I am trying to work out if I am being a bit rubbish or if split horizon is my new worst enemy.

Below is a diagram of my (simplified) problem scenario using EIGRP.

The solution I am looking for is that Router R3 learns of the 10.0.0.0/8 network from both R1 and R2, then does not advertise it to either. Simple with split horizon enabled.

But when either R1 or R2 are rebooted, a decision somehow takes place, and may well determine that R3 should advertise 10/8 to the new (rebooted) neighbour, at which point split horizon prevents it from being advertised back again. This means the topology table on R3 doesn't contain this route for this neighbour and is slow to converge if the other neighbour is lost.

Is there a way to control in which direction routes are advertised first on a neighbour link? and then I can let split horizon do its thing

 

Or is there something I am not thinking of...

 

many thanks,

Paul

 

 

25 Replies 25

Jon Marshall
Hall of Fame
Hall of Fame

Paul

Are you seeing this actual behaviour ?

I ask because from your diagram i don't think you should.

If the summary address is being advertised by the top router and R2, for example is rebooted, when it comes back up it will receive advertisements from both the top router and R3.

It doesn't matter which one it gets first because the metric of the route via the top router will be better so it is this one it will use.

Split horizon says you cannot advertise a route out of the interface used to get to that network.

Records
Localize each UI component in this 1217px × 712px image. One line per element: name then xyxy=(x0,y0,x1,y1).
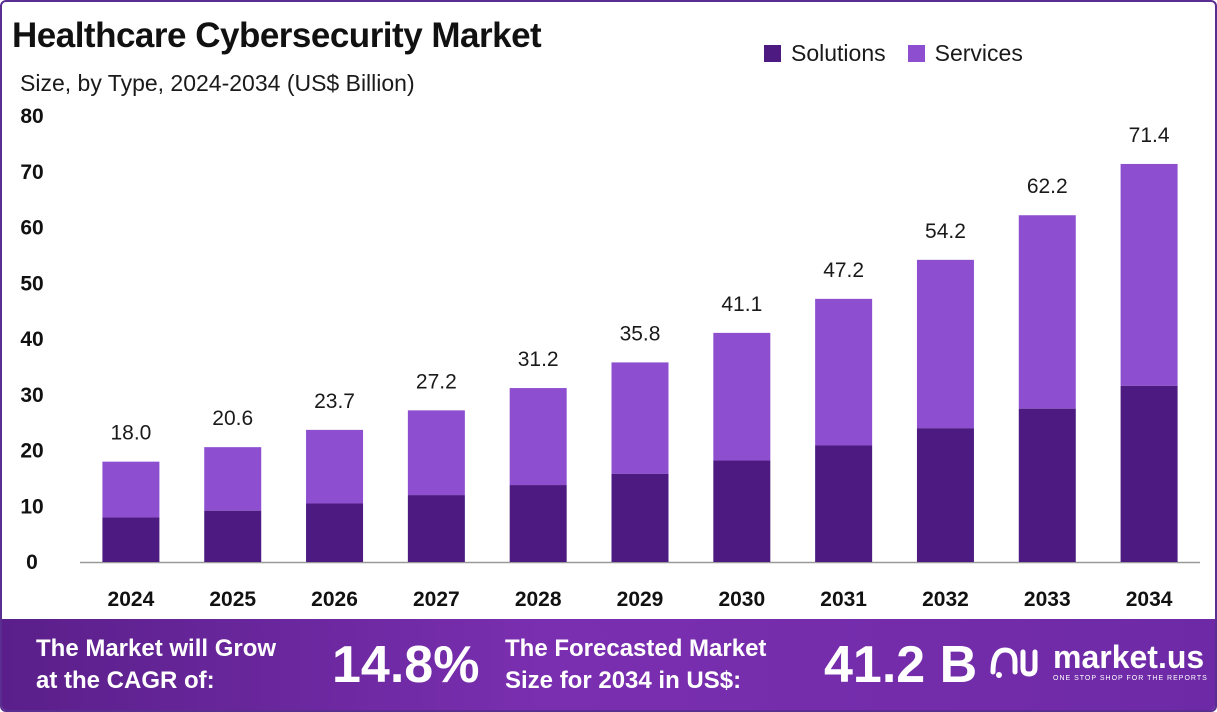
legend: Solutions Services xyxy=(764,40,1023,67)
x-tick-label: 2028 xyxy=(515,588,562,611)
bar-services xyxy=(916,259,974,429)
legend-label-services: Services xyxy=(934,40,1023,66)
bar-solutions xyxy=(1120,385,1178,562)
forecast-label: The Forecasted Market Size for 2034 in U… xyxy=(505,635,767,694)
y-tick-label: 40 xyxy=(20,328,43,351)
x-tick-label: 2026 xyxy=(311,588,358,611)
bar-total-label: 20.6 xyxy=(212,407,253,430)
legend-label-solutions: Solutions xyxy=(791,40,886,66)
bar-services xyxy=(1120,163,1178,386)
bar-services xyxy=(611,362,669,474)
y-tick-label: 60 xyxy=(20,217,43,240)
bar-solutions xyxy=(611,473,669,562)
bar-solutions xyxy=(509,485,567,562)
forecast-value: 41.2 B xyxy=(824,636,978,694)
chart-subtitle: Size, by Type, 2024-2034 (US$ Billion) xyxy=(20,70,415,96)
bar-solutions xyxy=(713,460,771,562)
y-tick-label: 10 xyxy=(20,495,43,518)
bar-services xyxy=(306,429,364,504)
bar-total-label: 18.0 xyxy=(110,422,151,445)
bar-services xyxy=(815,298,873,446)
cagr-value: 14.8% xyxy=(332,636,480,694)
bar-total-label: 41.1 xyxy=(721,293,762,316)
y-tick-label: 70 xyxy=(20,161,43,184)
legend-swatch-services xyxy=(907,45,925,62)
legend-item-solutions: Solutions xyxy=(764,40,886,67)
bar-solutions xyxy=(1018,408,1076,562)
bar-services xyxy=(407,410,465,496)
market-us-logo: market.us ONE STOP SHOP FOR THE REPORTS xyxy=(987,641,1208,682)
x-tick-label: 2029 xyxy=(617,588,664,611)
bar-total-label: 35.8 xyxy=(620,322,661,345)
bar-total-label: 23.7 xyxy=(314,390,355,413)
x-tick-label: 2034 xyxy=(1126,588,1173,611)
bar-services xyxy=(204,447,262,511)
y-tick-label: 50 xyxy=(20,272,43,295)
y-tick-label: 20 xyxy=(20,440,43,463)
bar-services xyxy=(509,388,567,486)
bar-total-label: 62.2 xyxy=(1027,175,1068,198)
x-tick-label: 2031 xyxy=(820,588,867,611)
logo-name: market.us xyxy=(1053,639,1205,675)
bar-chart: 0102030405060708018.0202420.6202523.7202… xyxy=(20,105,1200,611)
x-tick-label: 2033 xyxy=(1024,588,1071,611)
bar-solutions xyxy=(815,445,873,562)
bar-solutions xyxy=(102,517,160,562)
x-tick-label: 2025 xyxy=(209,588,256,611)
y-tick-label: 0 xyxy=(26,551,38,574)
x-tick-label: 2024 xyxy=(108,588,155,611)
y-tick-label: 80 xyxy=(20,105,43,128)
logo-tagline: ONE STOP SHOP FOR THE REPORTS xyxy=(1053,675,1208,682)
x-tick-label: 2032 xyxy=(922,588,969,611)
legend-item-services: Services xyxy=(907,40,1023,67)
market-us-logo-icon xyxy=(990,646,1038,678)
bar-solutions xyxy=(407,495,465,562)
summary-banner: The Market will Grow at the CAGR of: 14.… xyxy=(2,619,1215,710)
bar-solutions xyxy=(916,428,974,562)
cagr-label: The Market will Grow at the CAGR of: xyxy=(36,635,277,694)
bar-solutions xyxy=(204,510,262,562)
legend-swatch-solutions xyxy=(764,45,781,62)
bar-solutions xyxy=(306,503,364,562)
bar-total-label: 27.2 xyxy=(416,370,457,393)
x-tick-label: 2027 xyxy=(413,588,460,611)
bar-services xyxy=(102,461,160,518)
bar-total-label: 54.2 xyxy=(925,220,966,243)
bar-services xyxy=(713,332,771,461)
bar-total-label: 31.2 xyxy=(518,348,559,371)
bar-services xyxy=(1018,215,1076,409)
y-tick-label: 30 xyxy=(20,384,43,407)
bar-total-label: 47.2 xyxy=(823,259,864,282)
x-tick-label: 2030 xyxy=(718,588,765,611)
bar-total-label: 71.4 xyxy=(1129,124,1170,147)
chart-title: Healthcare Cybersecurity Market xyxy=(12,16,542,55)
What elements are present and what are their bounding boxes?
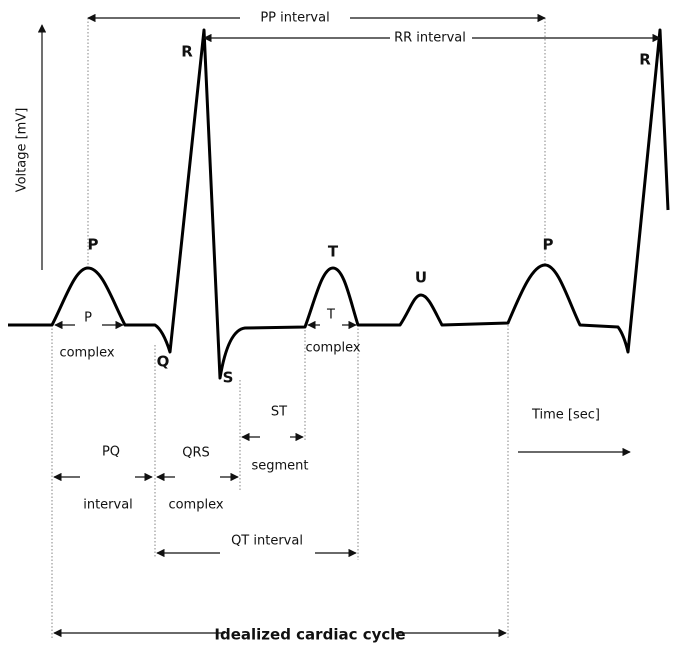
complex-label: P bbox=[84, 311, 92, 326]
wave-label: T bbox=[328, 243, 339, 261]
wave-label: P bbox=[543, 236, 554, 254]
interval-label: QT interval bbox=[231, 534, 303, 549]
arrows bbox=[37, 13, 661, 638]
interval-label: complex bbox=[168, 498, 223, 513]
wave-label: R bbox=[639, 51, 651, 69]
complex-label: complex bbox=[59, 346, 114, 361]
interval-label: ST bbox=[271, 405, 287, 420]
ecg-trace bbox=[8, 28, 670, 380]
rr-label: RR interval bbox=[394, 31, 466, 46]
title: Idealized cardiac cycle bbox=[214, 626, 405, 644]
wave-label: Q bbox=[157, 353, 170, 371]
interval-label: interval bbox=[83, 498, 133, 513]
wave-label: U bbox=[415, 269, 427, 287]
interval-label: PQ bbox=[102, 445, 120, 460]
interval-label: segment bbox=[251, 459, 308, 474]
interval-label: QRS bbox=[182, 446, 210, 461]
x-axis-label: Time [sec] bbox=[531, 408, 600, 423]
wave-label: P bbox=[88, 236, 99, 254]
pp-label: PP interval bbox=[260, 11, 329, 26]
wave-label: S bbox=[223, 369, 234, 387]
complex-label: complex bbox=[305, 341, 360, 356]
complex-label: T bbox=[326, 308, 335, 323]
guide-lines bbox=[51, 18, 546, 640]
y-axis-label: Voltage [mV] bbox=[15, 108, 30, 193]
wave-label: R bbox=[181, 43, 193, 61]
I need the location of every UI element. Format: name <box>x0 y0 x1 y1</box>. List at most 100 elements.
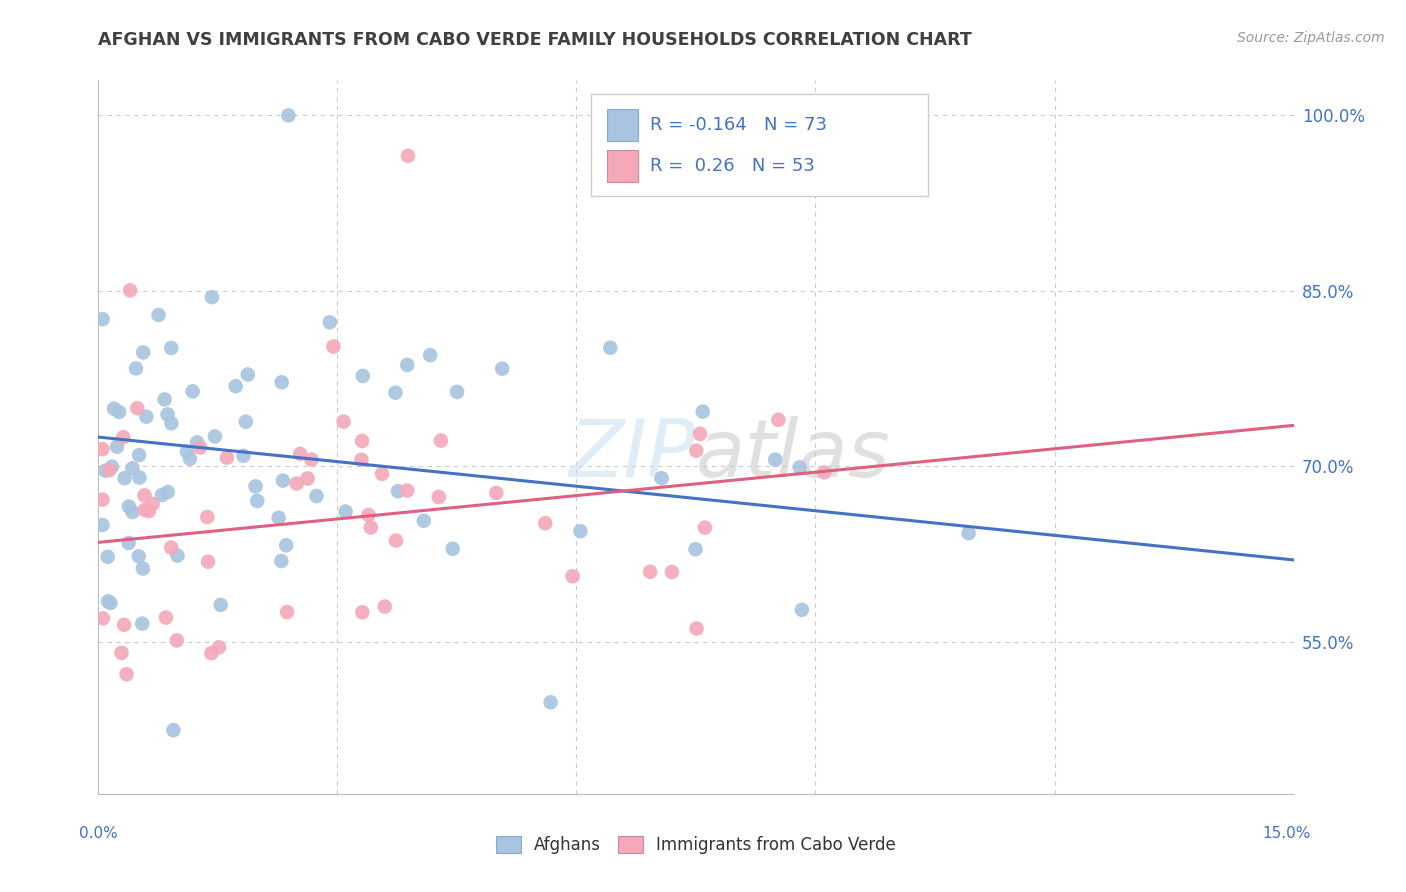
Point <box>121 461 143 475</box>
Point <box>155 610 177 624</box>
Text: R = -0.164   N = 73: R = -0.164 N = 73 <box>650 116 827 134</box>
Point <box>360 520 382 534</box>
Point <box>305 489 328 503</box>
Point <box>446 384 468 399</box>
Text: Source: ZipAtlas.com: Source: ZipAtlas.com <box>1237 31 1385 45</box>
Point <box>357 508 380 522</box>
Point <box>245 479 267 493</box>
Point <box>142 497 165 511</box>
Point <box>204 429 226 443</box>
Point <box>127 401 149 416</box>
Point <box>430 434 453 448</box>
Point <box>153 392 176 407</box>
Point <box>332 415 354 429</box>
Point <box>156 485 179 500</box>
Point <box>132 345 155 359</box>
Point <box>297 471 319 485</box>
Point <box>160 341 183 355</box>
Point <box>128 470 150 484</box>
Point <box>176 444 198 458</box>
Point <box>693 521 716 535</box>
Point <box>209 598 232 612</box>
Point <box>115 667 138 681</box>
Point <box>186 435 208 450</box>
Point <box>790 603 813 617</box>
Point <box>100 596 122 610</box>
Text: 15.0%: 15.0% <box>1263 827 1310 841</box>
Point <box>188 441 211 455</box>
Legend: Afghans, Immigrants from Cabo Verde: Afghans, Immigrants from Cabo Verde <box>489 829 903 861</box>
Point <box>322 340 344 354</box>
Point <box>352 368 374 383</box>
Point <box>290 447 312 461</box>
Point <box>277 108 299 122</box>
Point <box>225 379 247 393</box>
Point <box>160 541 183 555</box>
Point <box>91 492 114 507</box>
Point <box>235 415 257 429</box>
Point <box>692 404 714 418</box>
Point <box>685 622 707 636</box>
Point <box>299 452 322 467</box>
Point <box>319 315 342 329</box>
Point <box>276 605 298 619</box>
Point <box>91 312 114 326</box>
Point <box>540 695 562 709</box>
Point <box>813 466 835 480</box>
Point <box>569 524 592 539</box>
Point <box>396 149 419 163</box>
Text: AFGHAN VS IMMIGRANTS FROM CABO VERDE FAMILY HOUSEHOLDS CORRELATION CHART: AFGHAN VS IMMIGRANTS FROM CABO VERDE FAM… <box>98 31 972 49</box>
Point <box>350 452 373 467</box>
Point <box>685 542 707 557</box>
Point <box>387 484 409 499</box>
Point <box>131 616 153 631</box>
Point <box>768 413 790 427</box>
Point <box>91 442 114 457</box>
Point <box>110 646 132 660</box>
Text: R =  0.26   N = 53: R = 0.26 N = 53 <box>650 157 814 175</box>
Point <box>195 510 218 524</box>
Point <box>763 452 786 467</box>
Point <box>91 611 114 625</box>
Point <box>148 308 170 322</box>
Point <box>197 555 219 569</box>
Point <box>427 490 450 504</box>
Point <box>112 617 135 632</box>
Point <box>276 538 298 552</box>
Point <box>101 459 124 474</box>
Point <box>134 503 156 517</box>
Point <box>135 409 157 424</box>
Text: 0.0%: 0.0% <box>79 827 118 841</box>
Point <box>561 569 583 583</box>
Point <box>179 451 201 466</box>
Point <box>166 633 188 648</box>
Point <box>97 594 120 608</box>
Point <box>236 368 259 382</box>
Point <box>789 460 811 475</box>
Point <box>270 554 292 568</box>
Point <box>132 561 155 575</box>
Point <box>98 463 121 477</box>
Point <box>350 434 373 448</box>
Point <box>156 408 179 422</box>
Point <box>114 471 136 485</box>
Point <box>208 640 231 655</box>
Point <box>352 605 374 619</box>
Point <box>412 514 434 528</box>
Point <box>661 565 683 579</box>
Point <box>108 405 131 419</box>
Text: ZIP: ZIP <box>568 416 696 493</box>
Point <box>534 516 557 531</box>
Point <box>685 443 707 458</box>
Point <box>150 488 173 502</box>
Point <box>97 549 120 564</box>
Point <box>374 599 396 614</box>
Point <box>485 486 508 500</box>
Point <box>128 448 150 462</box>
Point <box>118 500 141 514</box>
Point <box>271 474 294 488</box>
Text: atlas: atlas <box>696 416 891 493</box>
Point <box>267 510 290 524</box>
Point <box>162 723 184 738</box>
Point <box>201 290 224 304</box>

Required tasks =
- 1) According to the forum thread on EIGRP split horizon, which network should router R3 learn about from both R1 and R2?
- 2) From the forum thread on EIGRP split horizon, reproduce word for word the passage that starts with the words containing "But when either" and ends with "not thinking of...".
The records have no connection to the forum thread on EIGRP split horizon.

Answers for the tasks =
- 1) The 10.0.0.0/8 network.

- 2)
But when either R1 or R2 are rebooted, a decision somehow takes place, and may well determine that R3 should advertise 10/8 to the new (rebooted) neighbour, at which point split horizon prevents it from being advertised back again. This means the topology table on R3 doesn't contain this route for this neighbour and is slow to converge if the other neighbour is lost.

Is there a way to control in which direction routes are advertised first on a neighbour link? and then I can let split horizon do its thing

 

Or is there something I am not thinking of...